● What is required
Give the entries again exactly, every one of them.

● Material supplied
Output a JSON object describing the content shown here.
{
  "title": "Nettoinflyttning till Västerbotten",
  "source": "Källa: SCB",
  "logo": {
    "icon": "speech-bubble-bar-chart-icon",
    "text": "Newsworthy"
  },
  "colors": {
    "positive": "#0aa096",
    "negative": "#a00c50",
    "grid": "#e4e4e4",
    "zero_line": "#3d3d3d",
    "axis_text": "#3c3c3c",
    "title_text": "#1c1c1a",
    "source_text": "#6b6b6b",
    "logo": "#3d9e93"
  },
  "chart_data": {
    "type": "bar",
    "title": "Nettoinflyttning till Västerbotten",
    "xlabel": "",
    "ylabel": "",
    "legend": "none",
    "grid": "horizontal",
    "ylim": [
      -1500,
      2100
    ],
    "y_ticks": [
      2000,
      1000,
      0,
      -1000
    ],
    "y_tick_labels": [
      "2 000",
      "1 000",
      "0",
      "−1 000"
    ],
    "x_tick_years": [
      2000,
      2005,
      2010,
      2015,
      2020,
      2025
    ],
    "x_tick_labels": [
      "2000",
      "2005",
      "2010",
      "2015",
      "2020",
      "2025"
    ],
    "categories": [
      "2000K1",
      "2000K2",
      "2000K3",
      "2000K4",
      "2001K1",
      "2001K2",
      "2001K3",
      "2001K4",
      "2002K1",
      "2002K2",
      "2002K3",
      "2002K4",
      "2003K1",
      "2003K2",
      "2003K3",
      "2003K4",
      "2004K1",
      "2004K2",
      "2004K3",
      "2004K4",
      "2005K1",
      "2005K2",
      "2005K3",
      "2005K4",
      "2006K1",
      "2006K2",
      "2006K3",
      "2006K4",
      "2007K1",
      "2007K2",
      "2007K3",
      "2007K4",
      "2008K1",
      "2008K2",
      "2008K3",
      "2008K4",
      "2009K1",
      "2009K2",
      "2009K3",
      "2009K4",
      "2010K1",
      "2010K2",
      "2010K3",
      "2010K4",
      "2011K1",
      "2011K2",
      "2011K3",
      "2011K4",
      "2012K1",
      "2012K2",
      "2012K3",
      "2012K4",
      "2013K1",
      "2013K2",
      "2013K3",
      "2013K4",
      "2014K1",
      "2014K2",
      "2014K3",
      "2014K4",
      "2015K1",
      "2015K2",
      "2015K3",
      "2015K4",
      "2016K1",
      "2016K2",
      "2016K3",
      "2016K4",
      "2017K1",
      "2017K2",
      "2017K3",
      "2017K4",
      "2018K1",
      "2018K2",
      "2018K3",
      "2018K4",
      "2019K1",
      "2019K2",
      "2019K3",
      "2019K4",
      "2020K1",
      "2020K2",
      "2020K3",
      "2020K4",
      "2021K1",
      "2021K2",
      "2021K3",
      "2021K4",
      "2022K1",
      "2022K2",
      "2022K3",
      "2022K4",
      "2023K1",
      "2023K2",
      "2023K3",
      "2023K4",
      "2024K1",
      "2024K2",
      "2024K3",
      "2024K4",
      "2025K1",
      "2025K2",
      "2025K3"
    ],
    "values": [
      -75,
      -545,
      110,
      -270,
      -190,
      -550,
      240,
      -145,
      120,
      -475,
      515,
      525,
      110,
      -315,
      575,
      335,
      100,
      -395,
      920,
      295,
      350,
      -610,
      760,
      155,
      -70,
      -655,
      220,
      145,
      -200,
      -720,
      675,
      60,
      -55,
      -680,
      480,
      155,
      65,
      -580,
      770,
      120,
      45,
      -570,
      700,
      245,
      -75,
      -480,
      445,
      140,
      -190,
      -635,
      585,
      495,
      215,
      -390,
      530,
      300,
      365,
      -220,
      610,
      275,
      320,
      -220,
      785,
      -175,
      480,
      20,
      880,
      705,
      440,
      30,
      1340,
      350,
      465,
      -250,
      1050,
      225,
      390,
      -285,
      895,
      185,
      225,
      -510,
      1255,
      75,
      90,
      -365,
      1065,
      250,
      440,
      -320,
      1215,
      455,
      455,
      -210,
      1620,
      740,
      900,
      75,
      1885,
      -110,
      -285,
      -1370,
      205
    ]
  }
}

● Output for this task
Output a JSON object describing the content shown here.
{
  "title": "Nettoinflyttning till Västerbotten",
  "source": "Källa: SCB",
  "logo": {
    "icon": "speech-bubble-bar-chart-icon",
    "text": "Newsworthy"
  },
  "colors": {
    "positive": "#0aa096",
    "negative": "#a00c50",
    "grid": "#e4e4e4",
    "zero_line": "#3d3d3d",
    "axis_text": "#3c3c3c",
    "title_text": "#1c1c1a",
    "source_text": "#6b6b6b",
    "logo": "#3d9e93"
  },
  "chart_data": {
    "type": "bar",
    "title": "Nettoinflyttning till Västerbotten",
    "xlabel": "",
    "ylabel": "",
    "legend": "none",
    "grid": "horizontal",
    "ylim": [
      -1500,
      2100
    ],
    "y_ticks": [
      2000,
      1000,
      0,
      -1000
    ],
    "y_tick_labels": [
      "2 000",
      "1 000",
      "0",
      "−1 000"
    ],
    "x_tick_years": [
      2000,
      2005,
      2010,
      2015,
      2020,
      2025
    ],
    "x_tick_labels": [
      "2000",
      "2005",
      "2010",
      "2015",
      "2020",
      "2025"
    ],
    "categories": [
      "2000K1",
      "2000K2",
      "2000K3",
      "2000K4",
      "2001K1",
      "2001K2",
      "2001K3",
      "2001K4",
      "2002K1",
      "2002K2",
      "2002K3",
      "2002K4",
      "2003K1",
      "2003K2",
      "2003K3",
      "2003K4",
      "2004K1",
      "2004K2",
      "2004K3",
      "2004K4",
      "2005K1",
      "2005K2",
      "2005K3",
      "2005K4",
      "2006K1",
      "2006K2",
      "2006K3",
      "2006K4",
      "2007K1",
      "2007K2",
      "2007K3",
      "2007K4",
      "2008K1",
      "2008K2",
      "2008K3",
      "2008K4",
      "2009K1",
      "2009K2",
      "2009K3",
      "2009K4",
      "2010K1",
      "2010K2",
      "2010K3",
      "2010K4",
      "2011K1",
      "2011K2",
      "2011K3",
      "2011K4",
      "2012K1",
      "2012K2",
      "2012K3",
      "2012K4",
      "2013K1",
      "2013K2",
      "2013K3",
      "2013K4",
      "2014K1",
      "2014K2",
      "2014K3",
      "2014K4",
      "2015K1",
      "2015K2",
      "2015K3",
      "2015K4",
      "2016K1",
      "2016K2",
      "2016K3",
      "2016K4",
      "2017K1",
      "2017K2",
      "2017K3",
      "2017K4",
      "2018K1",
      "2018K2",
      "2018K3",
      "2018K4",
      "2019K1",
      "2019K2",
      "2019K3",
      "2019K4",
      "2020K1",
      "2020K2",
      "2020K3",
      "2020K4",
      "2021K1",
      "2021K2",
      "2021K3",
      "2021K4",
      "2022K1",
      "2022K2",
      "2022K3",
      "2022K4",
      "2023K1",
      "2023K2",
      "2023K3",
      "2023K4",
      "2024K1",
      "2024K2",
      "2024K3",
      "2024K4",
      "2025K1",
      "2025K2",
      "2025K3"
    ],
    "values": [
      -75,
      -545,
      110,
      -270,
      -190,
      -550,
      240,
      -145,
      120,
      -475,
      515,
      525,
      110,
      -315,
      575,
      335,
      100,
      -395,
      920,
      295,
      350,
      -610,
      760,
      155,
      -70,
      -655,
      220,
      145,
      -200,
      -720,
      675,
      60,
      -55,
      -680,
      480,
      155,
      65,
      -580,
      770,
      120,
      45,
      -570,
      700,
      245,
      -75,
      -480,
      445,
      140,
      -190,
      -635,
      585,
      495,
      215,
      -390,
      530,
      300,
      365,
      -220,
      610,
      275,
      320,
      -220,
      785,
      -175,
      480,
      20,
      880,
      705,
      440,
      30,
      1340,
      350,
      465,
      -250,
      1050,
      225,
      390,
      -285,
      895,
      185,
      225,
      -510,
      1255,
      75,
      90,
      -365,
      1065,
      250,
      440,
      -320,
      1215,
      455,
      455,
      -210,
      1620,
      740,
      900,
      75,
      1885,
      -110,
      -285,
      -1370,
      205
    ]
  }
}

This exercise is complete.